Below are some entries. Work out how many of their lines hold the word "Officer", and write that number alone.

** Start of Record list **

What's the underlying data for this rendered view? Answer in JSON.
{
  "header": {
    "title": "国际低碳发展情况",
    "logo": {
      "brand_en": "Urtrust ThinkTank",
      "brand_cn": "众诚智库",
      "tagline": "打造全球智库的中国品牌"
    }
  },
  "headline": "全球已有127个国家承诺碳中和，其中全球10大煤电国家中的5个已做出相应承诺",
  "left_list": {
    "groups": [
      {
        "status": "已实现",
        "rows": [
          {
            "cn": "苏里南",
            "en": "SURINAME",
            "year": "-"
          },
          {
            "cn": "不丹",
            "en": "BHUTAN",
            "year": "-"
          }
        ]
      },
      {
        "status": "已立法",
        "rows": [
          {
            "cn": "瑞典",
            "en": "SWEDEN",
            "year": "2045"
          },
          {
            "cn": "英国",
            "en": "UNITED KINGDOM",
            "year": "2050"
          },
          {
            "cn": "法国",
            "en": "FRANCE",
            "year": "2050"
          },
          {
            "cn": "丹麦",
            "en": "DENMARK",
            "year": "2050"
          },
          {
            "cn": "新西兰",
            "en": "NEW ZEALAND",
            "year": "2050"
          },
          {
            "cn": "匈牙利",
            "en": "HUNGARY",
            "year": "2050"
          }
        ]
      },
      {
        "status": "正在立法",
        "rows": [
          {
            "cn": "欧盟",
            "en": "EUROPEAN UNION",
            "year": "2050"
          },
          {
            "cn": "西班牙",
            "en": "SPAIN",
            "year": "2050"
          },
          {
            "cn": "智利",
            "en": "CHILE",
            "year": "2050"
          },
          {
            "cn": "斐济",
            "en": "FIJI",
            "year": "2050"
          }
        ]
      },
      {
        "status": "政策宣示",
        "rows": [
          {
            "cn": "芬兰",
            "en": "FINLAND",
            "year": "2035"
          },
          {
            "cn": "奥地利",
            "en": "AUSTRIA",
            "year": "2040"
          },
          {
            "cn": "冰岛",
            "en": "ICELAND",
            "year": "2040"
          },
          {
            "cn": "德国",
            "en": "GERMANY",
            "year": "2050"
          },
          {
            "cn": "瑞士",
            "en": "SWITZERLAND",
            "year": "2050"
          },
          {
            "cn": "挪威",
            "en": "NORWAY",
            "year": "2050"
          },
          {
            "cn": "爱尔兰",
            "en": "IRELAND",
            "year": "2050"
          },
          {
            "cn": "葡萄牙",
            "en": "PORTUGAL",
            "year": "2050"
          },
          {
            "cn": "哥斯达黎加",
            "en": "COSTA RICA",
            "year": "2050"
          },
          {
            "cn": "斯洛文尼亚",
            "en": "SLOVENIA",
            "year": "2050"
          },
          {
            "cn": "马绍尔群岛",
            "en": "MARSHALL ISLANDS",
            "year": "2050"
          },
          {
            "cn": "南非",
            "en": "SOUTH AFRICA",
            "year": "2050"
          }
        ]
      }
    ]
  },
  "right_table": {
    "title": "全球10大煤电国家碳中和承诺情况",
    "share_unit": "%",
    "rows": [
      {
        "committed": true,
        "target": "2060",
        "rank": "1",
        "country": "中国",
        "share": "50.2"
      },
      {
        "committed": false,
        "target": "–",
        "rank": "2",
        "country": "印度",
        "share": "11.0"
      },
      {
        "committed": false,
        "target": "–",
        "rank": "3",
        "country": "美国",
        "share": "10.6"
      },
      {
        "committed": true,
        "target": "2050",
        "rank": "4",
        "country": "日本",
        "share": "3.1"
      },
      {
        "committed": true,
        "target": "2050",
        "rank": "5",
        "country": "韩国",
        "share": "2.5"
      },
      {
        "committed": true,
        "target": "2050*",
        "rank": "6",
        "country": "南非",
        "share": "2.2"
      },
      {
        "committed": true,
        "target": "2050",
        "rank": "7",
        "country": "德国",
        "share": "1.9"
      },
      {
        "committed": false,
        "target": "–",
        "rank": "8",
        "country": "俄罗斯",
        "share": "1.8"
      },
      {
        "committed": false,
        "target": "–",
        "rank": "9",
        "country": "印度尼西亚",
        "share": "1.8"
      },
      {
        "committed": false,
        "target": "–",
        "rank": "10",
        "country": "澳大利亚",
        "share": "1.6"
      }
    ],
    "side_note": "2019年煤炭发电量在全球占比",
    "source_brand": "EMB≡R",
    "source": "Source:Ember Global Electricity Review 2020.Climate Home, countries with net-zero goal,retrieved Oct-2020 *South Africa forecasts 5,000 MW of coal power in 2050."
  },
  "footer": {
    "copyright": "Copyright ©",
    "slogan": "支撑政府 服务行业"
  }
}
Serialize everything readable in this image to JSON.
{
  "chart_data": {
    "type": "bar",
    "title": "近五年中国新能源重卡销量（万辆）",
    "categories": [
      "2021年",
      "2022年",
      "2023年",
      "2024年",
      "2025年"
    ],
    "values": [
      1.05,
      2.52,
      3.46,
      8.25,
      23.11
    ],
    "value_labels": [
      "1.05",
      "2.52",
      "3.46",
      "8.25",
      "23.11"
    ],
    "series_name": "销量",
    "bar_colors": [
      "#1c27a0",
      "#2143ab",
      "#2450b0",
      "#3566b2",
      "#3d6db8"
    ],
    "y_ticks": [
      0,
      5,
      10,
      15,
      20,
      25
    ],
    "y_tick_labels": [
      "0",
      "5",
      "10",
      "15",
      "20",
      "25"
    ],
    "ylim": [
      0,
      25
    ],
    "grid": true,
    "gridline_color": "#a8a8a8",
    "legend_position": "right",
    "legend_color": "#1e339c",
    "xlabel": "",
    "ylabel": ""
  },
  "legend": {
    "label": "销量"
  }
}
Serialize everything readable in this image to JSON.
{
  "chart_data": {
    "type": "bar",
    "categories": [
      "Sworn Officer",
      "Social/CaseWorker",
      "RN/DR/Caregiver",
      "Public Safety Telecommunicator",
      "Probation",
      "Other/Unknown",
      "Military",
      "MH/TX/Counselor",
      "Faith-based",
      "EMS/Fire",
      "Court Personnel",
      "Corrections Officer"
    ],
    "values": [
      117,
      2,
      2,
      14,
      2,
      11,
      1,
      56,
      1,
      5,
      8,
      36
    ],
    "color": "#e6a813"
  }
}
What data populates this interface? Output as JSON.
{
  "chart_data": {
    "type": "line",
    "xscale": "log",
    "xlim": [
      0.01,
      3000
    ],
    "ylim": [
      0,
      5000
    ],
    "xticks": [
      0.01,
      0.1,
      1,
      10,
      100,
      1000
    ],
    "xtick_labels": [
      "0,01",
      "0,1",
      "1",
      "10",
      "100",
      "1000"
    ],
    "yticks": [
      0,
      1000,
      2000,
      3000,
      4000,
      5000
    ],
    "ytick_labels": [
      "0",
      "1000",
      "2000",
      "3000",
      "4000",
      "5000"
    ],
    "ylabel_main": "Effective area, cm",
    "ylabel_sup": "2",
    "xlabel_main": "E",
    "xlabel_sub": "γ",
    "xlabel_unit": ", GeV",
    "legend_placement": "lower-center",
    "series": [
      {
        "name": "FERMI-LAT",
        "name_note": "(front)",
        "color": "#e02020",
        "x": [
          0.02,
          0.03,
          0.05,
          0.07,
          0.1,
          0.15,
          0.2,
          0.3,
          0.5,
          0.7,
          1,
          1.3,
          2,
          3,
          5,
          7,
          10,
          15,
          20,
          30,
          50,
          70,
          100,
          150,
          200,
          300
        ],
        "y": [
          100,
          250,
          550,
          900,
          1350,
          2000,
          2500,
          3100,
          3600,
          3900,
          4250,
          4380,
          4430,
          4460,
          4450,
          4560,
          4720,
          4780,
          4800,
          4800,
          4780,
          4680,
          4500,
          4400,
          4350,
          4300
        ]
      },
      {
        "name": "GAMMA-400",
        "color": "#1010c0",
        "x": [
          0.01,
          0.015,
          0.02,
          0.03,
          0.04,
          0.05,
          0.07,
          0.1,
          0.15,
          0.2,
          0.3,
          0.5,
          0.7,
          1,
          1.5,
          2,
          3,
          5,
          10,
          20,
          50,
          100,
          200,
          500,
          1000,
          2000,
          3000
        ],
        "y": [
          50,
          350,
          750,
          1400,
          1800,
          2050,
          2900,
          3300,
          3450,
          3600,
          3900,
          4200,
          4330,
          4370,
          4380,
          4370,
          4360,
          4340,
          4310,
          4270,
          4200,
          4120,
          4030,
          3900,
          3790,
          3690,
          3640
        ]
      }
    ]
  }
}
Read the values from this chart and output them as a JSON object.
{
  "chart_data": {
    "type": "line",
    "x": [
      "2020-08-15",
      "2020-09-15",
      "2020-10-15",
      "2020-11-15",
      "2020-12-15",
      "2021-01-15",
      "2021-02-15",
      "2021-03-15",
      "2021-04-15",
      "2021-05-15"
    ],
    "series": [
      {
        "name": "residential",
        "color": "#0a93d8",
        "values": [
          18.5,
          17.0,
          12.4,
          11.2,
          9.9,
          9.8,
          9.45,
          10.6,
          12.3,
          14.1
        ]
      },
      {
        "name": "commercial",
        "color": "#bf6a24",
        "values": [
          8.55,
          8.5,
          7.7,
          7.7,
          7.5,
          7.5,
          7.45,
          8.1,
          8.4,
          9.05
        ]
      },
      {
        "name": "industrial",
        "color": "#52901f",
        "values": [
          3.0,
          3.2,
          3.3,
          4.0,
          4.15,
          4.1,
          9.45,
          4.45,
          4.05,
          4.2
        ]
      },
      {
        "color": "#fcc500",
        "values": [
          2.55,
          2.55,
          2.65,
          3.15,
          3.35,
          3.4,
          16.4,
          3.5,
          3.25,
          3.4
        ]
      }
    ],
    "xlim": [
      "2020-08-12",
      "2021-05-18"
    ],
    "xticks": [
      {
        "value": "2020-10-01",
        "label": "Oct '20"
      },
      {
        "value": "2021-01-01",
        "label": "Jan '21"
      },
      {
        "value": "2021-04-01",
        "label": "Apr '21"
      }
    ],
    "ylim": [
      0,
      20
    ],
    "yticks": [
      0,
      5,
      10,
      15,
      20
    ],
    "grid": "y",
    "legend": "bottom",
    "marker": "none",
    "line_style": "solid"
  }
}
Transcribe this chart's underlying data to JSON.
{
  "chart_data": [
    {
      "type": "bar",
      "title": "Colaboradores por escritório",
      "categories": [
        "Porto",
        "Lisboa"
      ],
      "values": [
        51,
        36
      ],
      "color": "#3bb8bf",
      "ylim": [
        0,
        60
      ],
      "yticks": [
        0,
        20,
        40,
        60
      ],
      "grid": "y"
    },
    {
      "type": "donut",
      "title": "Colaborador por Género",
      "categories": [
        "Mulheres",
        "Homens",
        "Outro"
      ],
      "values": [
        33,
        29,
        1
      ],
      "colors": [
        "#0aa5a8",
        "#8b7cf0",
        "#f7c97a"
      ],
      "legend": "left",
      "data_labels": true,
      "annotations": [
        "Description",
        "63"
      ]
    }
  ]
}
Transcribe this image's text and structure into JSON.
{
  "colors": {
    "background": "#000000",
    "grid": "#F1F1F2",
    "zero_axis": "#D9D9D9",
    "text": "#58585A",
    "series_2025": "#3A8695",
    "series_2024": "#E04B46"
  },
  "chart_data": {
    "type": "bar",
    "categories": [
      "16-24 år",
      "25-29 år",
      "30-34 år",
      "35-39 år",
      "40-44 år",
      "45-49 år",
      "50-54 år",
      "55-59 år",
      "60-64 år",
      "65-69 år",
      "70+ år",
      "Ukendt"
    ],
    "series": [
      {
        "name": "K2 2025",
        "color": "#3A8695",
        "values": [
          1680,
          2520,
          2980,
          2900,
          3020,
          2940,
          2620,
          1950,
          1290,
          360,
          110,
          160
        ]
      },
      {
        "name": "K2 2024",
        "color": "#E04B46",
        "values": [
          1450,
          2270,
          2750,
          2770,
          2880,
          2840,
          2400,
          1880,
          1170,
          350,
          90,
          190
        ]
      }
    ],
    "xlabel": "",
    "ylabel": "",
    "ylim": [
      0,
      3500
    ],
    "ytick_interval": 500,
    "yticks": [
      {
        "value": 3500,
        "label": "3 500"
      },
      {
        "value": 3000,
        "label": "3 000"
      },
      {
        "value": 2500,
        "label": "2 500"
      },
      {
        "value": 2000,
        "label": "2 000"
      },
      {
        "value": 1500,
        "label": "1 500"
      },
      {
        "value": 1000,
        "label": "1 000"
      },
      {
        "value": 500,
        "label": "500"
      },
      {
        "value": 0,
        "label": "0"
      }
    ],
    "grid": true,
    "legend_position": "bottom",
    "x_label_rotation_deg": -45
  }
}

** End of Record list **

Result for this exercise: 2